## [WRITTEN TASK]
Reproduce the listing below in full and without alteration, apart from its pictures.

## [DATASET RECORDS]
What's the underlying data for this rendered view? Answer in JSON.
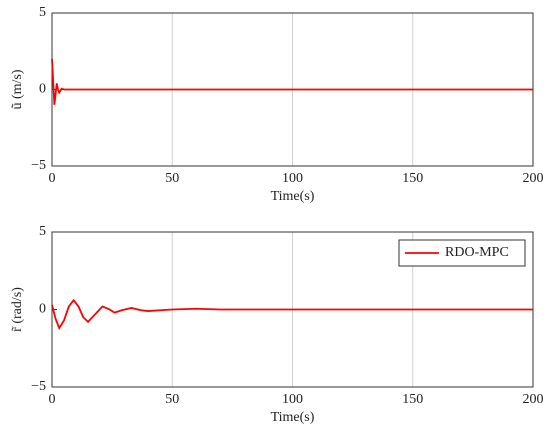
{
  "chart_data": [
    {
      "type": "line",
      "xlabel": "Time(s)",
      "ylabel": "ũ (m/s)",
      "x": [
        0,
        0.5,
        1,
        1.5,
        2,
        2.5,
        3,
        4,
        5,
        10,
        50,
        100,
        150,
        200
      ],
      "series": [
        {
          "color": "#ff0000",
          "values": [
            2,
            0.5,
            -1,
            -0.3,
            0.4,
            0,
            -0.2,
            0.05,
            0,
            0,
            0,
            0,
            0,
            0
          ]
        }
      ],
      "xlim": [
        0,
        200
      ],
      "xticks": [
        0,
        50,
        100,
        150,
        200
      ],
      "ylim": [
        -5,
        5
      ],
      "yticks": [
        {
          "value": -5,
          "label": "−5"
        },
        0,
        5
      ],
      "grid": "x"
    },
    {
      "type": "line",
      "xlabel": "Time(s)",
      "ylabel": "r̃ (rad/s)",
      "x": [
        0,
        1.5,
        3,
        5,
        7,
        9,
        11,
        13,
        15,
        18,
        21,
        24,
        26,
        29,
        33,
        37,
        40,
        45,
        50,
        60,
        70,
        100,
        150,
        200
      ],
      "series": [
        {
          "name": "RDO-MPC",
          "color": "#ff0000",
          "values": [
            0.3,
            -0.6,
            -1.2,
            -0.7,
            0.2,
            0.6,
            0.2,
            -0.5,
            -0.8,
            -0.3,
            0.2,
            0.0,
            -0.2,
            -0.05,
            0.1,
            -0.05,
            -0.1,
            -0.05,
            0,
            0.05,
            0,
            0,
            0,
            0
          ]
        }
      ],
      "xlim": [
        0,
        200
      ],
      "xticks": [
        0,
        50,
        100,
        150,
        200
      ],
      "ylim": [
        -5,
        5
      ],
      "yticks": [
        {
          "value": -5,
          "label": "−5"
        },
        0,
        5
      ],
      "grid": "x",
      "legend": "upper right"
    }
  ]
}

## [SOLUTION TO THIS TASK]
What's the underlying data for this rendered view? Answer in JSON.
{
  "chart_data": [
    {
      "type": "line",
      "xlabel": "Time(s)",
      "ylabel": "ũ (m/s)",
      "x": [
        0,
        0.5,
        1,
        1.5,
        2,
        2.5,
        3,
        4,
        5,
        10,
        50,
        100,
        150,
        200
      ],
      "series": [
        {
          "color": "#ff0000",
          "values": [
            2,
            0.5,
            -1,
            -0.3,
            0.4,
            0,
            -0.2,
            0.05,
            0,
            0,
            0,
            0,
            0,
            0
          ]
        }
      ],
      "xlim": [
        0,
        200
      ],
      "xticks": [
        0,
        50,
        100,
        150,
        200
      ],
      "ylim": [
        -5,
        5
      ],
      "yticks": [
        {
          "value": -5,
          "label": "−5"
        },
        0,
        5
      ],
      "grid": "x"
    },
    {
      "type": "line",
      "xlabel": "Time(s)",
      "ylabel": "r̃ (rad/s)",
      "x": [
        0,
        1.5,
        3,
        5,
        7,
        9,
        11,
        13,
        15,
        18,
        21,
        24,
        26,
        29,
        33,
        37,
        40,
        45,
        50,
        60,
        70,
        100,
        150,
        200
      ],
      "series": [
        {
          "name": "RDO-MPC",
          "color": "#ff0000",
          "values": [
            0.3,
            -0.6,
            -1.2,
            -0.7,
            0.2,
            0.6,
            0.2,
            -0.5,
            -0.8,
            -0.3,
            0.2,
            0.0,
            -0.2,
            -0.05,
            0.1,
            -0.05,
            -0.1,
            -0.05,
            0,
            0.05,
            0,
            0,
            0,
            0
          ]
        }
      ],
      "xlim": [
        0,
        200
      ],
      "xticks": [
        0,
        50,
        100,
        150,
        200
      ],
      "ylim": [
        -5,
        5
      ],
      "yticks": [
        {
          "value": -5,
          "label": "−5"
        },
        0,
        5
      ],
      "grid": "x",
      "legend": "upper right"
    }
  ]
}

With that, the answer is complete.